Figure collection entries
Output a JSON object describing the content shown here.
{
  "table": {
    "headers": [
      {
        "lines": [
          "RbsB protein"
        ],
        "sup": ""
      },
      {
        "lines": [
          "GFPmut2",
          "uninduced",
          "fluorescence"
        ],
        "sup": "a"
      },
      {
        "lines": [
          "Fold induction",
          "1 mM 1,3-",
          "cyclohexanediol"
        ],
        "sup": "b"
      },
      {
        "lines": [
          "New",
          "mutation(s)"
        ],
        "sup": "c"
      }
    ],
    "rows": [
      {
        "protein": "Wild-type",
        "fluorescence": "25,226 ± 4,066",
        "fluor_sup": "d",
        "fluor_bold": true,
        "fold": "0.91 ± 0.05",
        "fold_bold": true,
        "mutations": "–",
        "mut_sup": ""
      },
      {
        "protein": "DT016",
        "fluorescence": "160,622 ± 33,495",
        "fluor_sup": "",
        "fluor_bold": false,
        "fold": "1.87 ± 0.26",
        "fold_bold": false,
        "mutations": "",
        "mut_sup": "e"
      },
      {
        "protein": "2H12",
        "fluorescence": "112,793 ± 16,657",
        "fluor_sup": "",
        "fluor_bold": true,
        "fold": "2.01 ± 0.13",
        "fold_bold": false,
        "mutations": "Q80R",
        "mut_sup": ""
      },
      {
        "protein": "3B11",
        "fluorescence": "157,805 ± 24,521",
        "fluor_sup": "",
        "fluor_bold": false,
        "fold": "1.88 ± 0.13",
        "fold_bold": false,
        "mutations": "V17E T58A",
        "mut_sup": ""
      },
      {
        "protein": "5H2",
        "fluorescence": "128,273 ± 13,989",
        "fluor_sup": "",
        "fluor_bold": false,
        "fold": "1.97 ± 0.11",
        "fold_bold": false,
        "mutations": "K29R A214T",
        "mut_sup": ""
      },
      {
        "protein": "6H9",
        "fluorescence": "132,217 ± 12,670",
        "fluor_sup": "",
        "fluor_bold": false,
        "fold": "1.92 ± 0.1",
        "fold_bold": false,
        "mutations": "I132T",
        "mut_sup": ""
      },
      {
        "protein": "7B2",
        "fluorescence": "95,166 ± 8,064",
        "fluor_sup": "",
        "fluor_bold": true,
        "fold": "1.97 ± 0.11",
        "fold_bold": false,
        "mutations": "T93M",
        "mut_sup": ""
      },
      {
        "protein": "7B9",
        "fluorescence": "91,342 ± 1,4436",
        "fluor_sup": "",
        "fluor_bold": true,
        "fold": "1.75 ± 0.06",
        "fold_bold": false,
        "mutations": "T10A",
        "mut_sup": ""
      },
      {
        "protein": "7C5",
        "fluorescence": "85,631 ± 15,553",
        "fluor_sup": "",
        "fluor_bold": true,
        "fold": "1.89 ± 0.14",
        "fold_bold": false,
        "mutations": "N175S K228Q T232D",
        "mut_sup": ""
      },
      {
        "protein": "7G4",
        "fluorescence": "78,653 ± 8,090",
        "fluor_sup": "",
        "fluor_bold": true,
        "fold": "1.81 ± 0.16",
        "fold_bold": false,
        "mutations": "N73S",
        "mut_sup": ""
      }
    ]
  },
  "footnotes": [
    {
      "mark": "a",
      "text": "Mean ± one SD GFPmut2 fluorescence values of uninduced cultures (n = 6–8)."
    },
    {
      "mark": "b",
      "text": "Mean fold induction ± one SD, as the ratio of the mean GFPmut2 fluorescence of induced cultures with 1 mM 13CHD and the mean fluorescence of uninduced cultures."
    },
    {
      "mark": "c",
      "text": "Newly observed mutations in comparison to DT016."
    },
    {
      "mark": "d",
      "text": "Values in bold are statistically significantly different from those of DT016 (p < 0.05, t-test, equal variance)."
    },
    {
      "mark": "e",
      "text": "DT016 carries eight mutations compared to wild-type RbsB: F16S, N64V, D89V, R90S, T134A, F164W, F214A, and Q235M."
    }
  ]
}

▶ _WHAT IS BEING ASKED_:
Restate the records above word for word.

▶ _SOLUTION TO THIS PROBLEM_:
Output a JSON object describing the content shown here.
{
  "table": {
    "headers": [
      {
        "lines": [
          "RbsB protein"
        ],
        "sup": ""
      },
      {
        "lines": [
          "GFPmut2",
          "uninduced",
          "fluorescence"
        ],
        "sup": "a"
      },
      {
        "lines": [
          "Fold induction",
          "1 mM 1,3-",
          "cyclohexanediol"
        ],
        "sup": "b"
      },
      {
        "lines": [
          "New",
          "mutation(s)"
        ],
        "sup": "c"
      }
    ],
    "rows": [
      {
        "protein": "Wild-type",
        "fluorescence": "25,226 ± 4,066",
        "fluor_sup": "d",
        "fluor_bold": true,
        "fold": "0.91 ± 0.05",
        "fold_bold": true,
        "mutations": "–",
        "mut_sup": ""
      },
      {
        "protein": "DT016",
        "fluorescence": "160,622 ± 33,495",
        "fluor_sup": "",
        "fluor_bold": false,
        "fold": "1.87 ± 0.26",
        "fold_bold": false,
        "mutations": "",
        "mut_sup": "e"
      },
      {
        "protein": "2H12",
        "fluorescence": "112,793 ± 16,657",
        "fluor_sup": "",
        "fluor_bold": true,
        "fold": "2.01 ± 0.13",
        "fold_bold": false,
        "mutations": "Q80R",
        "mut_sup": ""
      },
      {
        "protein": "3B11",
        "fluorescence": "157,805 ± 24,521",
        "fluor_sup": "",
        "fluor_bold": false,
        "fold": "1.88 ± 0.13",
        "fold_bold": false,
        "mutations": "V17E T58A",
        "mut_sup": ""
      },
      {
        "protein": "5H2",
        "fluorescence": "128,273 ± 13,989",
        "fluor_sup": "",
        "fluor_bold": false,
        "fold": "1.97 ± 0.11",
        "fold_bold": false,
        "mutations": "K29R A214T",
        "mut_sup": ""
      },
      {
        "protein": "6H9",
        "fluorescence": "132,217 ± 12,670",
        "fluor_sup": "",
        "fluor_bold": false,
        "fold": "1.92 ± 0.1",
        "fold_bold": false,
        "mutations": "I132T",
        "mut_sup": ""
      },
      {
        "protein": "7B2",
        "fluorescence": "95,166 ± 8,064",
        "fluor_sup": "",
        "fluor_bold": true,
        "fold": "1.97 ± 0.11",
        "fold_bold": false,
        "mutations": "T93M",
        "mut_sup": ""
      },
      {
        "protein": "7B9",
        "fluorescence": "91,342 ± 1,4436",
        "fluor_sup": "",
        "fluor_bold": true,
        "fold": "1.75 ± 0.06",
        "fold_bold": false,
        "mutations": "T10A",
        "mut_sup": ""
      },
      {
        "protein": "7C5",
        "fluorescence": "85,631 ± 15,553",
        "fluor_sup": "",
        "fluor_bold": true,
        "fold": "1.89 ± 0.14",
        "fold_bold": false,
        "mutations": "N175S K228Q T232D",
        "mut_sup": ""
      },
      {
        "protein": "7G4",
        "fluorescence": "78,653 ± 8,090",
        "fluor_sup": "",
        "fluor_bold": true,
        "fold": "1.81 ± 0.16",
        "fold_bold": false,
        "mutations": "N73S",
        "mut_sup": ""
      }
    ]
  },
  "footnotes": [
    {
      "mark": "a",
      "text": "Mean ± one SD GFPmut2 fluorescence values of uninduced cultures (n = 6–8)."
    },
    {
      "mark": "b",
      "text": "Mean fold induction ± one SD, as the ratio of the mean GFPmut2 fluorescence of induced cultures with 1 mM 13CHD and the mean fluorescence of uninduced cultures."
    },
    {
      "mark": "c",
      "text": "Newly observed mutations in comparison to DT016."
    },
    {
      "mark": "d",
      "text": "Values in bold are statistically significantly different from those of DT016 (p < 0.05, t-test, equal variance)."
    },
    {
      "mark": "e",
      "text": "DT016 carries eight mutations compared to wild-type RbsB: F16S, N64V, D89V, R90S, T134A, F164W, F214A, and Q235M."
    }
  ]
}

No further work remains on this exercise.